### Your goal
Find all lines in the records that include the word "color", and copy them out.

---

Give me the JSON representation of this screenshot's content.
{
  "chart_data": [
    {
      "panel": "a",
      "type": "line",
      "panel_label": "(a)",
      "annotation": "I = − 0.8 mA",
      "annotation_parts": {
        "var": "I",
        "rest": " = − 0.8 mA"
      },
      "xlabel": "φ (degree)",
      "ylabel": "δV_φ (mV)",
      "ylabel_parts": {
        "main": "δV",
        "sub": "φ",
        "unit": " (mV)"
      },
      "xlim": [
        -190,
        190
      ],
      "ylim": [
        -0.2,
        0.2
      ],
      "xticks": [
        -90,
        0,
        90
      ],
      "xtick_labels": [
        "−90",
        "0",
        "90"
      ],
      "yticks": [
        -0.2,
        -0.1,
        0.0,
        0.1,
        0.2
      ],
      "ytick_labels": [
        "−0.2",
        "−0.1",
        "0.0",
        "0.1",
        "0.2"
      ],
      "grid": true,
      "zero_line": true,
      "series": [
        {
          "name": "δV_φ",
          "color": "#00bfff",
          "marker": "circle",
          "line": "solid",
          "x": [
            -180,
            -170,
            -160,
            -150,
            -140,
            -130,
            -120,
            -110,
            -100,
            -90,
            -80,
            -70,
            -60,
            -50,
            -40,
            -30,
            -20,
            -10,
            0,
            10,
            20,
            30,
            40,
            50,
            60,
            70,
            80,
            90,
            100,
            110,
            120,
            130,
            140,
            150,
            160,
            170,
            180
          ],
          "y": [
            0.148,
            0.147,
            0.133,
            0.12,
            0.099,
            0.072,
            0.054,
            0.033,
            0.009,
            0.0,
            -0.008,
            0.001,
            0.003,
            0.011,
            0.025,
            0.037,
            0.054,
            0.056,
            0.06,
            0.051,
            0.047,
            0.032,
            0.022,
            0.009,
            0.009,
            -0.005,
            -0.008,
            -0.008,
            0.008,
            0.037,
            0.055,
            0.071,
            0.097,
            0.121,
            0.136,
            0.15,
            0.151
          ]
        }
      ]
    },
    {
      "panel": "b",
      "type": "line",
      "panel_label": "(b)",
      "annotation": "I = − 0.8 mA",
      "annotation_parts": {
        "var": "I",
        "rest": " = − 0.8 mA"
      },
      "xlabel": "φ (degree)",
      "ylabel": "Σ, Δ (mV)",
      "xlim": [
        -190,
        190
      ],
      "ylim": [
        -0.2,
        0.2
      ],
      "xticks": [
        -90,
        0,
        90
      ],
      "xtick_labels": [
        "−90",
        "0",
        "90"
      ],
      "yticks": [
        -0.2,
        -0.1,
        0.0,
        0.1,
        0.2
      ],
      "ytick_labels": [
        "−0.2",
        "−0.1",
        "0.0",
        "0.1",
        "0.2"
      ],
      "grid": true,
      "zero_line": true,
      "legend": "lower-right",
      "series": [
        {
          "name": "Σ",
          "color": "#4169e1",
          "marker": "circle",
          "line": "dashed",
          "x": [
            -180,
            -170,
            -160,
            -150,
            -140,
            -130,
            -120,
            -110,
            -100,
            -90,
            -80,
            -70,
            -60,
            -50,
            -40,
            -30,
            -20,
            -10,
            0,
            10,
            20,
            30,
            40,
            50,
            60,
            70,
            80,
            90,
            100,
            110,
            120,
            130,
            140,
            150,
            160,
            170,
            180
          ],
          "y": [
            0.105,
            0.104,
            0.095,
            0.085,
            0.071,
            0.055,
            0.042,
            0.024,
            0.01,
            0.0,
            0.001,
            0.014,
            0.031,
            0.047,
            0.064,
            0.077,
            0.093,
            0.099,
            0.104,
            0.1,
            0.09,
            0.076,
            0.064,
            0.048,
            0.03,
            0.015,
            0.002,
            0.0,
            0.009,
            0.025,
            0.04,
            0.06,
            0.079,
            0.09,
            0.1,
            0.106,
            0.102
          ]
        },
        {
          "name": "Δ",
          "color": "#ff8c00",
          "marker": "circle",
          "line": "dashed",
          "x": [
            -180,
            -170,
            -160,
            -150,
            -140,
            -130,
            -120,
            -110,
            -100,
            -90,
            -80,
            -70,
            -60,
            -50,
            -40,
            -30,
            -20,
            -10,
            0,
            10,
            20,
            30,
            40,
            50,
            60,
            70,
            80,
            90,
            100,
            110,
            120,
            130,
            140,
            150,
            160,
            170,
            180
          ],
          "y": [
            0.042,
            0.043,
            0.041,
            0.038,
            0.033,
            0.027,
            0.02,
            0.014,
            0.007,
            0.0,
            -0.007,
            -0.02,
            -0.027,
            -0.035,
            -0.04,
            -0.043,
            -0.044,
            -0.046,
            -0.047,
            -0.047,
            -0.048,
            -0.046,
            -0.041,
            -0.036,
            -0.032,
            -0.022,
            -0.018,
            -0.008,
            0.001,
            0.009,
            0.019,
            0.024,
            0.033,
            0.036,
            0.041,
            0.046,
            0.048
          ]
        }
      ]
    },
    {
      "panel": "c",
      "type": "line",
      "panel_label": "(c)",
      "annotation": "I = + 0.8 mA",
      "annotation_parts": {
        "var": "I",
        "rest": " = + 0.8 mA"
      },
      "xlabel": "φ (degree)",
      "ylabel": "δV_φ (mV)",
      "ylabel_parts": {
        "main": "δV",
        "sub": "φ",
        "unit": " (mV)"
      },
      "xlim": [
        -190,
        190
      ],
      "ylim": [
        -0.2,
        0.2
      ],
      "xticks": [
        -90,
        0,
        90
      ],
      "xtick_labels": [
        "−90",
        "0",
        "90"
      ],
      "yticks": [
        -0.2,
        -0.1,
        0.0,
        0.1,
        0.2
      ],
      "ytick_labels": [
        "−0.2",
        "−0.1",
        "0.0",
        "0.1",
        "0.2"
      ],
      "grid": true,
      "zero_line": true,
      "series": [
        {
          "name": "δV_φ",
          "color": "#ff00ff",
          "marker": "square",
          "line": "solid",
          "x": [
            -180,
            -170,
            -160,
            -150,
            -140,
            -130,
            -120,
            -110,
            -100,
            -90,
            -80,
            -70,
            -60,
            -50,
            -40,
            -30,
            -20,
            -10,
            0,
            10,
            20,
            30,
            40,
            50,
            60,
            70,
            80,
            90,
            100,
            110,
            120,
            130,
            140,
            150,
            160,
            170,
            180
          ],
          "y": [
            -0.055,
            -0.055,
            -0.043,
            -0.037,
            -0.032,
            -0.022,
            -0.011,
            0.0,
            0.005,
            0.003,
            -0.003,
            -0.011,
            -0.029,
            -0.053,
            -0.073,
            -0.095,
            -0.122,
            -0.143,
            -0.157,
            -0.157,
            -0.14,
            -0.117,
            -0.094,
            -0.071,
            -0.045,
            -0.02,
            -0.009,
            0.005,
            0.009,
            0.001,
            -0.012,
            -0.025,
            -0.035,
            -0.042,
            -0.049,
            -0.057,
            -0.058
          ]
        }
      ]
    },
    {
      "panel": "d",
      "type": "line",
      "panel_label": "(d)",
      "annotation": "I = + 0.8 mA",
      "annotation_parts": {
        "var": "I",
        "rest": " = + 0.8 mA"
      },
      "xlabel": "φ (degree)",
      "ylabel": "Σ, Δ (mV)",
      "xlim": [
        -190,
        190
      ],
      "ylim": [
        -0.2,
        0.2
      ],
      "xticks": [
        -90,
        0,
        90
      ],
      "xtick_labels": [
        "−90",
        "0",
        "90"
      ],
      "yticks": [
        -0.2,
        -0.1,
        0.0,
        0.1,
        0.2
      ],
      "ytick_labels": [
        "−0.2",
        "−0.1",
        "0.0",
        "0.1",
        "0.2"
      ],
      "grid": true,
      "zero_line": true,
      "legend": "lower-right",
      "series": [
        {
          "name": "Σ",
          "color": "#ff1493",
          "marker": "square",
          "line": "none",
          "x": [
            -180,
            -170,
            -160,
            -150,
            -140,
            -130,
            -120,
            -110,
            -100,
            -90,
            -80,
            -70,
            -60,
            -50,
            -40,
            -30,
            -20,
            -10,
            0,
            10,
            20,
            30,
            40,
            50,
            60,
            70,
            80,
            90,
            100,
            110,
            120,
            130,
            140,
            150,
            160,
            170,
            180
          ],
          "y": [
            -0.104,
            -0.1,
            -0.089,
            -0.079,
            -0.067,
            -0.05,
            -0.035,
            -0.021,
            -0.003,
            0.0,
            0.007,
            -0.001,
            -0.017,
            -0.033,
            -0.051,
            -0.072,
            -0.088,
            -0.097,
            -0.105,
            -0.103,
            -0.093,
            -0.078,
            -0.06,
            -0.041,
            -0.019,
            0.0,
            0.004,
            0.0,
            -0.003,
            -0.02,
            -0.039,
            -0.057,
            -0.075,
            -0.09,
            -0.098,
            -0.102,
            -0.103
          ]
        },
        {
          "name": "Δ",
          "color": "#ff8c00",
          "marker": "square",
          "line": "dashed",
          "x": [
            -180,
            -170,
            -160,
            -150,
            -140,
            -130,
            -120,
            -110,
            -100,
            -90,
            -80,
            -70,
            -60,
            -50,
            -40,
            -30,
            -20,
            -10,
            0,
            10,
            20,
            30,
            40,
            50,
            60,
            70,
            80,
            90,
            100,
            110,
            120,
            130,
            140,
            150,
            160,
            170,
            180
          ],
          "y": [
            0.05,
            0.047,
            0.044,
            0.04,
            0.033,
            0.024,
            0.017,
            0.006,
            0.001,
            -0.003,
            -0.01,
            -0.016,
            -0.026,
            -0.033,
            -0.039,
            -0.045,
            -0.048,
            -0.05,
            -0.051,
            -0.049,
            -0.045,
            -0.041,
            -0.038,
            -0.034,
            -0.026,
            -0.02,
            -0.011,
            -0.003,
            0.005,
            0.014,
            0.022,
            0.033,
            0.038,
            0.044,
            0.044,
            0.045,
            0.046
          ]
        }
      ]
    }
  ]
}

---

### Result of this task
          "color": "#00bfff",
          "color": "#4169e1",
          "color": "#ff8c00",
          "color": "#ff00ff",
          "color": "#ff1493",
          "color": "#ff8c00",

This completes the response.